Exercise requirements: Exclude the pictures and retype the entries as written.
═════ The input
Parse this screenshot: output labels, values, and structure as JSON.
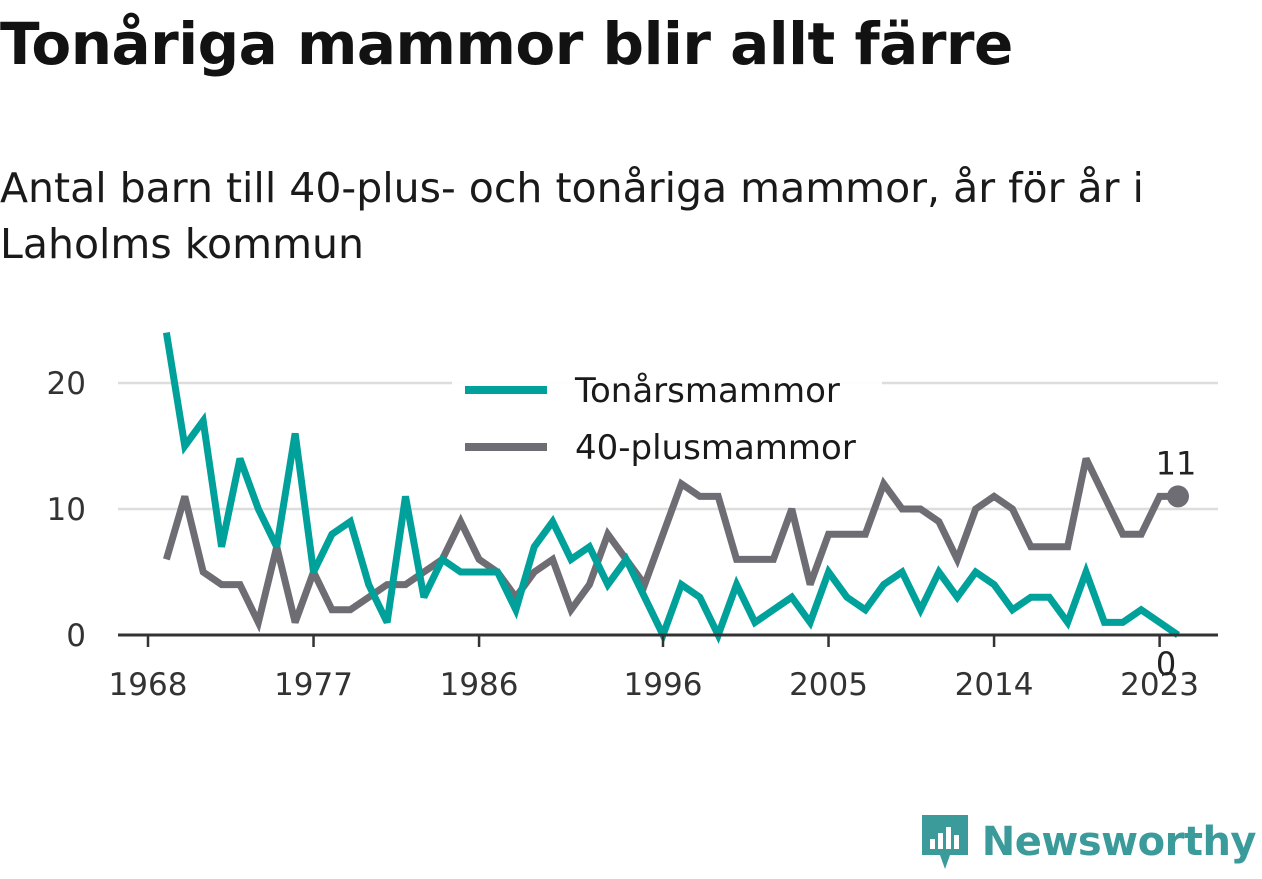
{
  "title": "Tonåriga mammor blir allt färre",
  "subtitle": "Antal barn till 40-plus- och tonåriga mammor, år för år i Laholms kommun",
  "brand": "Newsworthy",
  "chart_data": {
    "type": "line",
    "x": [
      1969,
      1970,
      1971,
      1972,
      1973,
      1974,
      1975,
      1976,
      1977,
      1978,
      1979,
      1980,
      1981,
      1982,
      1983,
      1984,
      1985,
      1986,
      1987,
      1988,
      1989,
      1990,
      1991,
      1992,
      1993,
      1994,
      1995,
      1996,
      1997,
      1998,
      1999,
      2000,
      2001,
      2002,
      2003,
      2004,
      2005,
      2006,
      2007,
      2008,
      2009,
      2010,
      2011,
      2012,
      2013,
      2014,
      2015,
      2016,
      2017,
      2018,
      2019,
      2020,
      2021,
      2022,
      2023,
      2024
    ],
    "series": [
      {
        "name": "Tonårsmammor",
        "color": "#00a19a",
        "values": [
          24,
          15,
          17,
          7,
          14,
          10,
          7,
          16,
          5,
          8,
          9,
          4,
          1,
          11,
          3,
          6,
          5,
          5,
          5,
          2,
          7,
          9,
          6,
          7,
          4,
          6,
          3,
          0,
          4,
          3,
          0,
          4,
          1,
          2,
          3,
          1,
          5,
          3,
          2,
          4,
          5,
          2,
          5,
          3,
          5,
          4,
          2,
          3,
          3,
          1,
          5,
          1,
          1,
          2,
          1,
          0
        ]
      },
      {
        "name": "40-plusmammor",
        "color": "#6e6d73",
        "values": [
          6,
          11,
          5,
          4,
          4,
          1,
          7,
          1,
          5,
          2,
          2,
          3,
          4,
          4,
          5,
          6,
          9,
          6,
          5,
          3,
          5,
          6,
          2,
          4,
          8,
          6,
          4,
          8,
          12,
          11,
          11,
          6,
          6,
          6,
          10,
          4,
          8,
          8,
          8,
          12,
          10,
          10,
          9,
          6,
          10,
          11,
          10,
          7,
          7,
          7,
          14,
          11,
          8,
          8,
          11,
          11
        ]
      }
    ],
    "x_ticks": [
      1968,
      1977,
      1986,
      1996,
      2005,
      2014,
      2023
    ],
    "y_ticks": [
      0,
      10,
      20
    ],
    "ylim": [
      0,
      25
    ],
    "xlim": [
      1968,
      2027
    ],
    "grid": "horizontal",
    "legend_placement": "top-center",
    "end_labels": {
      "Tonårsmammor": "0",
      "40-plusmammor": "11"
    }
  }
}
══════════
Finished exercise:
Parse this screenshot: output labels, values, and structure as JSON.
{
  "title": "Tonåriga mammor blir allt färre",
  "subtitle": "Antal barn till 40-plus- och tonåriga mammor, år för år i Laholms kommun",
  "brand": "Newsworthy",
  "chart_data": {
    "type": "line",
    "x": [
      1969,
      1970,
      1971,
      1972,
      1973,
      1974,
      1975,
      1976,
      1977,
      1978,
      1979,
      1980,
      1981,
      1982,
      1983,
      1984,
      1985,
      1986,
      1987,
      1988,
      1989,
      1990,
      1991,
      1992,
      1993,
      1994,
      1995,
      1996,
      1997,
      1998,
      1999,
      2000,
      2001,
      2002,
      2003,
      2004,
      2005,
      2006,
      2007,
      2008,
      2009,
      2010,
      2011,
      2012,
      2013,
      2014,
      2015,
      2016,
      2017,
      2018,
      2019,
      2020,
      2021,
      2022,
      2023,
      2024
    ],
    "series": [
      {
        "name": "Tonårsmammor",
        "color": "#00a19a",
        "values": [
          24,
          15,
          17,
          7,
          14,
          10,
          7,
          16,
          5,
          8,
          9,
          4,
          1,
          11,
          3,
          6,
          5,
          5,
          5,
          2,
          7,
          9,
          6,
          7,
          4,
          6,
          3,
          0,
          4,
          3,
          0,
          4,
          1,
          2,
          3,
          1,
          5,
          3,
          2,
          4,
          5,
          2,
          5,
          3,
          5,
          4,
          2,
          3,
          3,
          1,
          5,
          1,
          1,
          2,
          1,
          0
        ]
      },
      {
        "name": "40-plusmammor",
        "color": "#6e6d73",
        "values": [
          6,
          11,
          5,
          4,
          4,
          1,
          7,
          1,
          5,
          2,
          2,
          3,
          4,
          4,
          5,
          6,
          9,
          6,
          5,
          3,
          5,
          6,
          2,
          4,
          8,
          6,
          4,
          8,
          12,
          11,
          11,
          6,
          6,
          6,
          10,
          4,
          8,
          8,
          8,
          12,
          10,
          10,
          9,
          6,
          10,
          11,
          10,
          7,
          7,
          7,
          14,
          11,
          8,
          8,
          11,
          11
        ]
      }
    ],
    "x_ticks": [
      1968,
      1977,
      1986,
      1996,
      2005,
      2014,
      2023
    ],
    "y_ticks": [
      0,
      10,
      20
    ],
    "ylim": [
      0,
      25
    ],
    "xlim": [
      1968,
      2027
    ],
    "grid": "horizontal",
    "legend_placement": "top-center",
    "end_labels": {
      "Tonårsmammor": "0",
      "40-plusmammor": "11"
    }
  }
}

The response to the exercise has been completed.